Part of a data file.
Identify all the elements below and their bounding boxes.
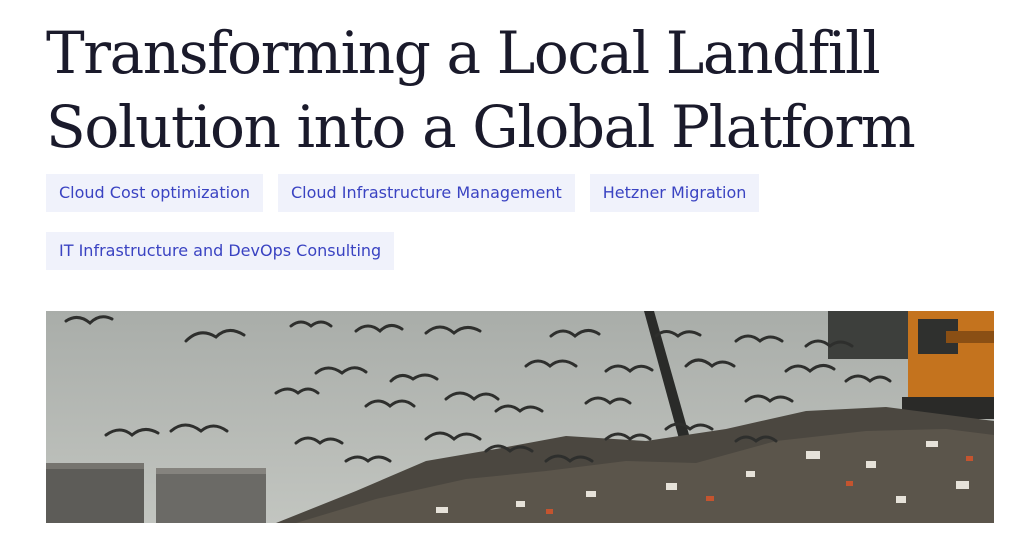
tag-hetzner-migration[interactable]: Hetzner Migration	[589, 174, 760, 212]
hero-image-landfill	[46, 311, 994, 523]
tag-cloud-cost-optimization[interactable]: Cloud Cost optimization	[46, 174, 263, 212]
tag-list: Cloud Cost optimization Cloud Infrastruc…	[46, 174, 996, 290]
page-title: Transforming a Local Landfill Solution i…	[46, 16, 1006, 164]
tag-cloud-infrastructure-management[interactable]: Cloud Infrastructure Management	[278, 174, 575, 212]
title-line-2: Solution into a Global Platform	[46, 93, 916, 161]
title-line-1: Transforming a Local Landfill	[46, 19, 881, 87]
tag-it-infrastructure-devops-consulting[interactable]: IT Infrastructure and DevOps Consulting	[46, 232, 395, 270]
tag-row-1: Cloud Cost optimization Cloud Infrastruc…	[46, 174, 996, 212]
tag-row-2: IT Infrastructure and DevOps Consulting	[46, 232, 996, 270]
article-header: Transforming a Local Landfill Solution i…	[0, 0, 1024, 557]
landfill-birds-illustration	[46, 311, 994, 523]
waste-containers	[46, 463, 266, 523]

* * *

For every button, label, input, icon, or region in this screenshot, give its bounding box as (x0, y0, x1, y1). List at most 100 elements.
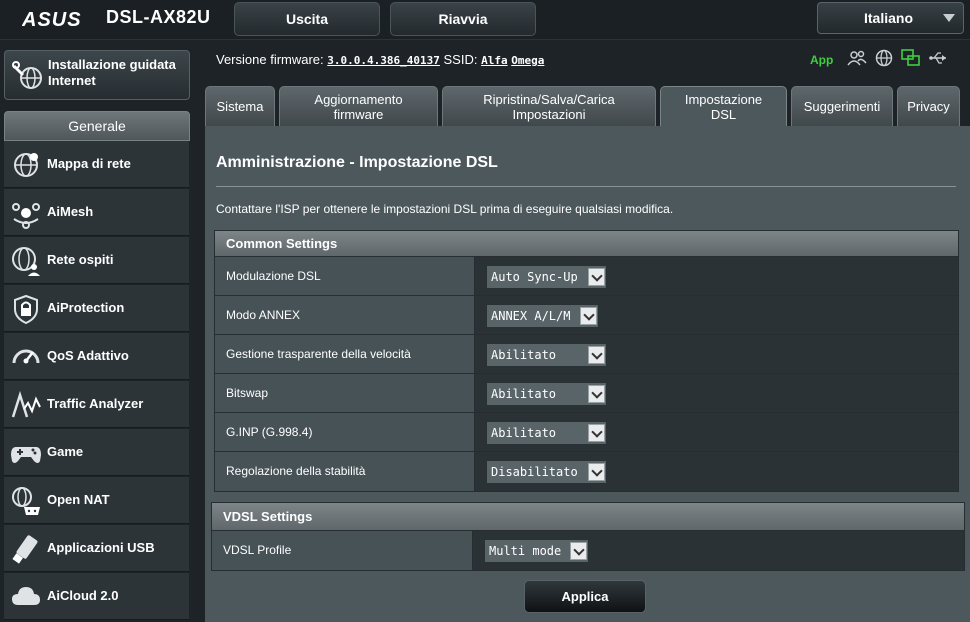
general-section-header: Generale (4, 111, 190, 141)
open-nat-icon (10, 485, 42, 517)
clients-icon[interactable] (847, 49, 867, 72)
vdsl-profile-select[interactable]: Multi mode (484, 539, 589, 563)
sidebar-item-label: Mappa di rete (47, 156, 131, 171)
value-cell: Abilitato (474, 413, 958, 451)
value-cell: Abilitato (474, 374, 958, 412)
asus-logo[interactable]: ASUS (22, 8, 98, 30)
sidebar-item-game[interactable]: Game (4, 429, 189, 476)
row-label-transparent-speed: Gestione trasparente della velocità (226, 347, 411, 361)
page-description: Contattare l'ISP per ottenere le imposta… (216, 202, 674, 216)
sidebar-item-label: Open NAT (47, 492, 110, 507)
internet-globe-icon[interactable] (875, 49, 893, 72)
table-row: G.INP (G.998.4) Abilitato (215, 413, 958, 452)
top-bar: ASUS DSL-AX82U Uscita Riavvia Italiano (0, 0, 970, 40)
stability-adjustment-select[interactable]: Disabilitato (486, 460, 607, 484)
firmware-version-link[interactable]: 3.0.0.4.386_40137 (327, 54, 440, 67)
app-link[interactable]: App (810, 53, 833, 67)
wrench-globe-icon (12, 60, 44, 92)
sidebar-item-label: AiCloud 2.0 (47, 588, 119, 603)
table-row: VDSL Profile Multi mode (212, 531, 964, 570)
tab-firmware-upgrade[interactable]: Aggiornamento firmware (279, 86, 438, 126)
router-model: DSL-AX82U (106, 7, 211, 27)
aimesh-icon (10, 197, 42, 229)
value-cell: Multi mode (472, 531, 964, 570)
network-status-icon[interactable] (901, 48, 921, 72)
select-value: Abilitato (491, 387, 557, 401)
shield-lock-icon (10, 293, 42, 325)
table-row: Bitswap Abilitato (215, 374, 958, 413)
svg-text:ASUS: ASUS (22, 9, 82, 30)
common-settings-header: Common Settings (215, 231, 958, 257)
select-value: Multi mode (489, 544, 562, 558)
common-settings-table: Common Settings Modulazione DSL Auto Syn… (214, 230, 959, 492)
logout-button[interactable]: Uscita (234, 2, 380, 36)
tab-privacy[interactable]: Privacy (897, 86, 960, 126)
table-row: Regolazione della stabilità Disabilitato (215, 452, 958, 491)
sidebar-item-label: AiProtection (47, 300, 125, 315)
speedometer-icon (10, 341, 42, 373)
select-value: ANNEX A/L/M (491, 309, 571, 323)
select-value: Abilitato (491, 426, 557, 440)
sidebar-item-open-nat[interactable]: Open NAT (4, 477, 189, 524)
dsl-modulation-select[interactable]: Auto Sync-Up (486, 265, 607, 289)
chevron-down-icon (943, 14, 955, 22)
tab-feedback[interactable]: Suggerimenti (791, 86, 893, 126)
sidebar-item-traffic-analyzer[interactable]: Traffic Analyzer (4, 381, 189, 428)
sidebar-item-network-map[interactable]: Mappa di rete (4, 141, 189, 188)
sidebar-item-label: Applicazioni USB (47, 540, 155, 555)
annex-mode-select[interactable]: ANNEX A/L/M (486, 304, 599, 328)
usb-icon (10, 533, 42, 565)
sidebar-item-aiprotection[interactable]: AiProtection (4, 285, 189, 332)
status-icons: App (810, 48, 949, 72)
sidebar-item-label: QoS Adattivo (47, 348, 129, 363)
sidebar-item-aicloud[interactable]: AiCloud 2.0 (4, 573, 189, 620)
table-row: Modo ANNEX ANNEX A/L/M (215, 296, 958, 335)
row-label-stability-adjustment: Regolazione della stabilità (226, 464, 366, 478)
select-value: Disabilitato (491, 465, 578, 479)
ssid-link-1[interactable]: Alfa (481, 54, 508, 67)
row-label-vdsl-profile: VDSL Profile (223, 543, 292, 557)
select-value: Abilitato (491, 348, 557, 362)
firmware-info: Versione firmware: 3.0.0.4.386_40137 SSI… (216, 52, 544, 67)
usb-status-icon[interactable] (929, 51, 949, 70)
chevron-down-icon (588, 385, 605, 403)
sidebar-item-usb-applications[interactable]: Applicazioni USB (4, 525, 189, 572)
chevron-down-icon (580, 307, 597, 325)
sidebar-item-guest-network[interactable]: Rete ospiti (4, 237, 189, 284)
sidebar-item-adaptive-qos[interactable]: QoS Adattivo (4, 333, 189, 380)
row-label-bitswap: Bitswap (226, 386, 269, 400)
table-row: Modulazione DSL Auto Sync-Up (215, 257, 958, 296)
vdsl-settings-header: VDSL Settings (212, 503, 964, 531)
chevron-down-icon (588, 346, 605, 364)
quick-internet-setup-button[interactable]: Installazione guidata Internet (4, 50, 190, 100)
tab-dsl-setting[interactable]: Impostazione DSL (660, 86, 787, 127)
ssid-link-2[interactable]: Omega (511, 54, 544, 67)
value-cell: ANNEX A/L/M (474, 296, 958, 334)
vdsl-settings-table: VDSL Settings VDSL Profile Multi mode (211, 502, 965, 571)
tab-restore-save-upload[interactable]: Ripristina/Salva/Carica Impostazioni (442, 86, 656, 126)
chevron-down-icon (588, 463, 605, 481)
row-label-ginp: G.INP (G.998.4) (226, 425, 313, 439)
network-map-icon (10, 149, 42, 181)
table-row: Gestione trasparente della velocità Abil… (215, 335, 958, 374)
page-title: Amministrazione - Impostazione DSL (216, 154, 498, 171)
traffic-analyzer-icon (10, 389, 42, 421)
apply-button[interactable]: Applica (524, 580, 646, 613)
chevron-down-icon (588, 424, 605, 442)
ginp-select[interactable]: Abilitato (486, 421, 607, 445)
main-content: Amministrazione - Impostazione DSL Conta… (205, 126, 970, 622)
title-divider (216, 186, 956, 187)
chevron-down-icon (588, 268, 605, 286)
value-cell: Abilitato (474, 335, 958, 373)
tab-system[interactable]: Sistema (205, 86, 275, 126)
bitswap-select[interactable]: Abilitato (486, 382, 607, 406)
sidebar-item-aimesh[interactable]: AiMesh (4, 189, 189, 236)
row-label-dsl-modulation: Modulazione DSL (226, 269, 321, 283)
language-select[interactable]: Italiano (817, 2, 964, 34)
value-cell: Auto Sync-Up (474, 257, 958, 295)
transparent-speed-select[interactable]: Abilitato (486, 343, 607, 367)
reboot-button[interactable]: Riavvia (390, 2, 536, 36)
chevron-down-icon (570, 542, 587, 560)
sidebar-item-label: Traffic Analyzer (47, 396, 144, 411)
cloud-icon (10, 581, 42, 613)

* * *

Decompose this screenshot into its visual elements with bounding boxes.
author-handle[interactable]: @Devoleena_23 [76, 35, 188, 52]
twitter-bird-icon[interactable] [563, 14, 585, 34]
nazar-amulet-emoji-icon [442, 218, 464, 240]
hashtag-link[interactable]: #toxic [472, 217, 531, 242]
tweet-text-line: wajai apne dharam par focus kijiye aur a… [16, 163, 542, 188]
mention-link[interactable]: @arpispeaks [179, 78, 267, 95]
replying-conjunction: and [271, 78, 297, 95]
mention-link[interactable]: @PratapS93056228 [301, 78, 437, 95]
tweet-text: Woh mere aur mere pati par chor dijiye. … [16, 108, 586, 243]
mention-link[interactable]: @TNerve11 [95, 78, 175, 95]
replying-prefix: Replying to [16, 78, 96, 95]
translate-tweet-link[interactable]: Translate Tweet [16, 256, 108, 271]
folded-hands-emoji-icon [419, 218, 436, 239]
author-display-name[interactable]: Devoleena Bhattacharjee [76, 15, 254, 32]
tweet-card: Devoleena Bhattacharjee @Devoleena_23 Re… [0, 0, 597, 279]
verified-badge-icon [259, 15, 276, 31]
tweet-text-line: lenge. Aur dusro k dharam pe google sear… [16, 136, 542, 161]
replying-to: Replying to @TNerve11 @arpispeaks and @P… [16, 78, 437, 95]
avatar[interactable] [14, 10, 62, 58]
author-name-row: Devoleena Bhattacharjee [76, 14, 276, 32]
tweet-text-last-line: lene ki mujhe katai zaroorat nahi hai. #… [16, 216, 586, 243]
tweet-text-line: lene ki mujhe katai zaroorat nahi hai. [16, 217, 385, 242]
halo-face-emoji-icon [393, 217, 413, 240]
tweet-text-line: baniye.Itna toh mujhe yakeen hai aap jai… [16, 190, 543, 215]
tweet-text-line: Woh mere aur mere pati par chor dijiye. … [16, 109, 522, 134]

Work to do.
Give the records starting at the line containing "Identify all the" and ending at the line containing "463, 266, 523]" as a Markdown table with the columns "No." and "Text", one row per line, skipping blank lines. Leave out the pictures.

Task answer.
| No. | Text |
|---|---|
| 1 | Identify all the elements below and their bounding boxes. |
| 2 | tag-hetzner-migration[interactable]: Hetzner Migration	[589, 174, 760, 212] |
| 3 | hero-image-landfill	[46, 311, 994, 523] |
| 4 | tag-cloud-cost-optimization[interactable]: Cloud Cost optimization	[46, 174, 263, 212] |
| 5 | tag-list: Cloud Cost optimization Cloud Infrastruc…	[46, 174, 996, 290] |
| 6 | page-title: Transforming a Local Landfill Solution i…	[46, 16, 1006, 164] |
| 7 | tag-cloud-infrastructure-management[interactable]: Cloud Infrastructure Management	[278, 174, 575, 212] |
| 8 | title-line-2: Solution into a Global Platform	[46, 93, 916, 161] |
| 9 | title-line-1: Transforming a Local Landfill	[46, 19, 881, 87] |
| 10 | tag-it-infrastructure-devops-consulting[interactable]: IT Infrastructure and DevOps Consulting	[46, 232, 395, 270] |
| 11 | tag-row-1: Cloud Cost optimization Cloud Infrastruc…	[46, 174, 996, 212] |
| 12 | tag-row-2: IT Infrastructure and DevOps Consulting	[46, 232, 996, 270] |
| 13 | article-header: Transforming a Local Landfill Solution i…	[0, 0, 1024, 557] |
| 14 | landfill-birds-illustration	[46, 311, 994, 523] |
| 15 | waste-containers	[46, 463, 266, 523] |